#### Work to be completed:
Report all lines holding "JSON".

#### Exercise input:

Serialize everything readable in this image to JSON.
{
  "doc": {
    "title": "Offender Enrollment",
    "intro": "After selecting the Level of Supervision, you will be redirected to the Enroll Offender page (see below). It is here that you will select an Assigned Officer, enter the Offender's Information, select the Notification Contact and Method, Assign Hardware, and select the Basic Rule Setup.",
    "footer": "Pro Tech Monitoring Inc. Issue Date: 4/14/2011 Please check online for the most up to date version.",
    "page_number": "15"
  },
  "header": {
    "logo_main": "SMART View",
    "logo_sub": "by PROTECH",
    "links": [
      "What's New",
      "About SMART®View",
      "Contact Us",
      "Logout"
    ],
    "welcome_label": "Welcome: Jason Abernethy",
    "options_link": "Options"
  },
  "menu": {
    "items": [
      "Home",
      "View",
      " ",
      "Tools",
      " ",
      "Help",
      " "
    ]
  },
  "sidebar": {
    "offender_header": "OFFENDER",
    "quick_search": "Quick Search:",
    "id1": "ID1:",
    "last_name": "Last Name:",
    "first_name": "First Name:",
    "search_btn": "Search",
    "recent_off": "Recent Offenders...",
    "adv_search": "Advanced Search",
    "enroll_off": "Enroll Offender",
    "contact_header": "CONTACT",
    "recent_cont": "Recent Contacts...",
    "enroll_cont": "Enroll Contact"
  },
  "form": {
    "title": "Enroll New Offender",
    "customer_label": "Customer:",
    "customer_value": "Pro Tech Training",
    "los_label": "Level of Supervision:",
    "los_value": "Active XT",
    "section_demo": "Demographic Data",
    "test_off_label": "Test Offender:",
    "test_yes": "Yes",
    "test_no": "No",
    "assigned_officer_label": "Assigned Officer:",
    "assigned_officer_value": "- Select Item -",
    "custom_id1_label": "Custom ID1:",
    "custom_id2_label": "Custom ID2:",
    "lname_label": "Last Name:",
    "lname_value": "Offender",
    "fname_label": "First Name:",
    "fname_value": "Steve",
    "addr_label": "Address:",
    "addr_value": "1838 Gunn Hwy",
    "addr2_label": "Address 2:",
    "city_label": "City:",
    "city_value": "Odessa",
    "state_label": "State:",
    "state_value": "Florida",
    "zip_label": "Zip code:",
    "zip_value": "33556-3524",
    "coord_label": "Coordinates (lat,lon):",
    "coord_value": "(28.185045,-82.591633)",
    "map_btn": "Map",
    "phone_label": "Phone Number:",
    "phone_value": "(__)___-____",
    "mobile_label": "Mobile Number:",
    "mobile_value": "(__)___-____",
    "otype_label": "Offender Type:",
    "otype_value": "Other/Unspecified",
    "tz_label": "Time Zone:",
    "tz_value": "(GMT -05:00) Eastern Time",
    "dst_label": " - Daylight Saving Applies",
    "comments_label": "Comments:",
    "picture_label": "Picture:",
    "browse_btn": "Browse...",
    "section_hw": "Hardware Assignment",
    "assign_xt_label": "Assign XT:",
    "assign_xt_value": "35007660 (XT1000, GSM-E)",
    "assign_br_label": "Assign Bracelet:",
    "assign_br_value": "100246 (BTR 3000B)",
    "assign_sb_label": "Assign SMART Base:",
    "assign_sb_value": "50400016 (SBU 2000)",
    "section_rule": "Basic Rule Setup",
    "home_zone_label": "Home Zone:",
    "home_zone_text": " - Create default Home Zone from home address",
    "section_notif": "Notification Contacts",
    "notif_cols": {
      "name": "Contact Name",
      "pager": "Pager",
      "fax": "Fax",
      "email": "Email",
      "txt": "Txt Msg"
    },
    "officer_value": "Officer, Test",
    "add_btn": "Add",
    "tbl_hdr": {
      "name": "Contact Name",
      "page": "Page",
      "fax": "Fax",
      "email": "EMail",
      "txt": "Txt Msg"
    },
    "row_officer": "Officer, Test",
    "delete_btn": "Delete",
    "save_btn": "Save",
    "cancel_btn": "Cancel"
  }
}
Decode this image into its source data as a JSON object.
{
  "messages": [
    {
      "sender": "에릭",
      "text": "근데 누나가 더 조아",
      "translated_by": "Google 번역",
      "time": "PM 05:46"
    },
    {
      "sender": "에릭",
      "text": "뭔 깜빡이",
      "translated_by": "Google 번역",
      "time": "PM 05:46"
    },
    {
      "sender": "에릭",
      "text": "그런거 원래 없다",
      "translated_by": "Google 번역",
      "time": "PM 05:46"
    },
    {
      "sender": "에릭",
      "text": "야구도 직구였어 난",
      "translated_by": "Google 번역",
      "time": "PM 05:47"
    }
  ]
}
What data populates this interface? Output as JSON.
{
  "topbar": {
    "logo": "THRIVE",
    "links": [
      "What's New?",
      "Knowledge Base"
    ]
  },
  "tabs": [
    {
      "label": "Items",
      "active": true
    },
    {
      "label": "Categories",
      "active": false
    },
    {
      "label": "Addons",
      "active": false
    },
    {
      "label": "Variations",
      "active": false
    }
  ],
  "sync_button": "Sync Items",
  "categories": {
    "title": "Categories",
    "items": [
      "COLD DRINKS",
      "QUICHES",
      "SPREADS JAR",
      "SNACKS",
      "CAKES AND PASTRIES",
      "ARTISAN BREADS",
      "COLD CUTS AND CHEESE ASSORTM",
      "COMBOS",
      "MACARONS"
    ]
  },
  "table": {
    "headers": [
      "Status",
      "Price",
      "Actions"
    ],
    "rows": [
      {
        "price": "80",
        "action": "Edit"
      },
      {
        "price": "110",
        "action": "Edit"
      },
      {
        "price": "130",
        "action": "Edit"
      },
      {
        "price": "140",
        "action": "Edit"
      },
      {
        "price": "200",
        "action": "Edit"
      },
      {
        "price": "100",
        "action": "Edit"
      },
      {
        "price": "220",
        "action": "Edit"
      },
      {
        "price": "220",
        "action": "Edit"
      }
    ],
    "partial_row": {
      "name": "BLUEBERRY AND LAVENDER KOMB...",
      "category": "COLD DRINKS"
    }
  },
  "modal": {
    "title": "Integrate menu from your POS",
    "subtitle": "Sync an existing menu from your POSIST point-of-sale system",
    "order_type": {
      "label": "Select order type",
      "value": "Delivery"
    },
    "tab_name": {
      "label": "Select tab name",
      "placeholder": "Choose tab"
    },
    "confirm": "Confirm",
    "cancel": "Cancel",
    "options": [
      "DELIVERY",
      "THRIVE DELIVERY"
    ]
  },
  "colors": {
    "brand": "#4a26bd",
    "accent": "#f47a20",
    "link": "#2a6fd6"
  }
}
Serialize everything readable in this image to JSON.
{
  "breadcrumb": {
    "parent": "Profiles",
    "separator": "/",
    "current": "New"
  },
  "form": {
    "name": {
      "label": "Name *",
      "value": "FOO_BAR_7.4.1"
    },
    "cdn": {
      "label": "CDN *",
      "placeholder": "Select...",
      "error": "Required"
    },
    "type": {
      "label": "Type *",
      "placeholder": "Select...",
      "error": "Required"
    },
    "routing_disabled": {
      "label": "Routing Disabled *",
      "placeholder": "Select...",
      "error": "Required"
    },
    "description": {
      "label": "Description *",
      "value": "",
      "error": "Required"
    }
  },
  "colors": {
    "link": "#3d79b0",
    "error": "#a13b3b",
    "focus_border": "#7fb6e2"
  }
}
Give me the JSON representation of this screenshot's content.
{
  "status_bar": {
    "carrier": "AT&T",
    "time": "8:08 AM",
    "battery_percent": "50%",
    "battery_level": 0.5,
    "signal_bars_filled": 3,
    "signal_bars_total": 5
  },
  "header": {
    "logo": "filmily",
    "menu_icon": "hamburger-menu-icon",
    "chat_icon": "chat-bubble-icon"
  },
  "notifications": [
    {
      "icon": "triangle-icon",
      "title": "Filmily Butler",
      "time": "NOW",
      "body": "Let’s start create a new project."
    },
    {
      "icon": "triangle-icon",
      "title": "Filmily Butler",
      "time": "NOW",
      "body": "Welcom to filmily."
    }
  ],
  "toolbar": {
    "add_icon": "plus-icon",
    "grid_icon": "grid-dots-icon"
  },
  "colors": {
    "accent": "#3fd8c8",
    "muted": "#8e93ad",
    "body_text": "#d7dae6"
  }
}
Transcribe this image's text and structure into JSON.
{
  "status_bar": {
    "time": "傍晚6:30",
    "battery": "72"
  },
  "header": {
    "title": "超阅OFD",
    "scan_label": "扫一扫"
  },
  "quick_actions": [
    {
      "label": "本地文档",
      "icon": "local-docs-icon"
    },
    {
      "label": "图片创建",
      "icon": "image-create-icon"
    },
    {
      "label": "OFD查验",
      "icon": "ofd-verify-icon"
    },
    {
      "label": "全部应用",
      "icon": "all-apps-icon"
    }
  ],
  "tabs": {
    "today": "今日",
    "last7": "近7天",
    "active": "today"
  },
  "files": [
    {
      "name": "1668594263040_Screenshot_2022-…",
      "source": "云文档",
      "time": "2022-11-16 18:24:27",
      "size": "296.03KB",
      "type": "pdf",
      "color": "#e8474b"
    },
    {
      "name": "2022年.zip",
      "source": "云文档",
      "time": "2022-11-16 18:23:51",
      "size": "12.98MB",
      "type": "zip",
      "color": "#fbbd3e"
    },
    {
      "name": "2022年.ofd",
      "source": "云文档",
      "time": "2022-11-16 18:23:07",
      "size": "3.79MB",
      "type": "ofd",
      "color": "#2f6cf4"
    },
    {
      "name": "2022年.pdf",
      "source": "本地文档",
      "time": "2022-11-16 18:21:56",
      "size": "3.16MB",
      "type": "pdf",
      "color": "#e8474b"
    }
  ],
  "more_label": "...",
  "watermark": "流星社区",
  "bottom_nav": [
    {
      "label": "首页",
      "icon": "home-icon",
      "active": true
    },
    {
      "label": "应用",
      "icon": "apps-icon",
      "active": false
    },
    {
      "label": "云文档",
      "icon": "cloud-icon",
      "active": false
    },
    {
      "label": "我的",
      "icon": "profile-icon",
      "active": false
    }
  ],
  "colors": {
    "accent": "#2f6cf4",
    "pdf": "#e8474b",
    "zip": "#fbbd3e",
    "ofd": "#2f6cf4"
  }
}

#### Answer:
Serialize everything readable in this image to JSON.
Decode this image into its source data as a JSON object.
What data populates this interface? Output as JSON.
Serialize everything readable in this image to JSON.
Give me the JSON representation of this screenshot's content.
Transcribe this image's text and structure into JSON.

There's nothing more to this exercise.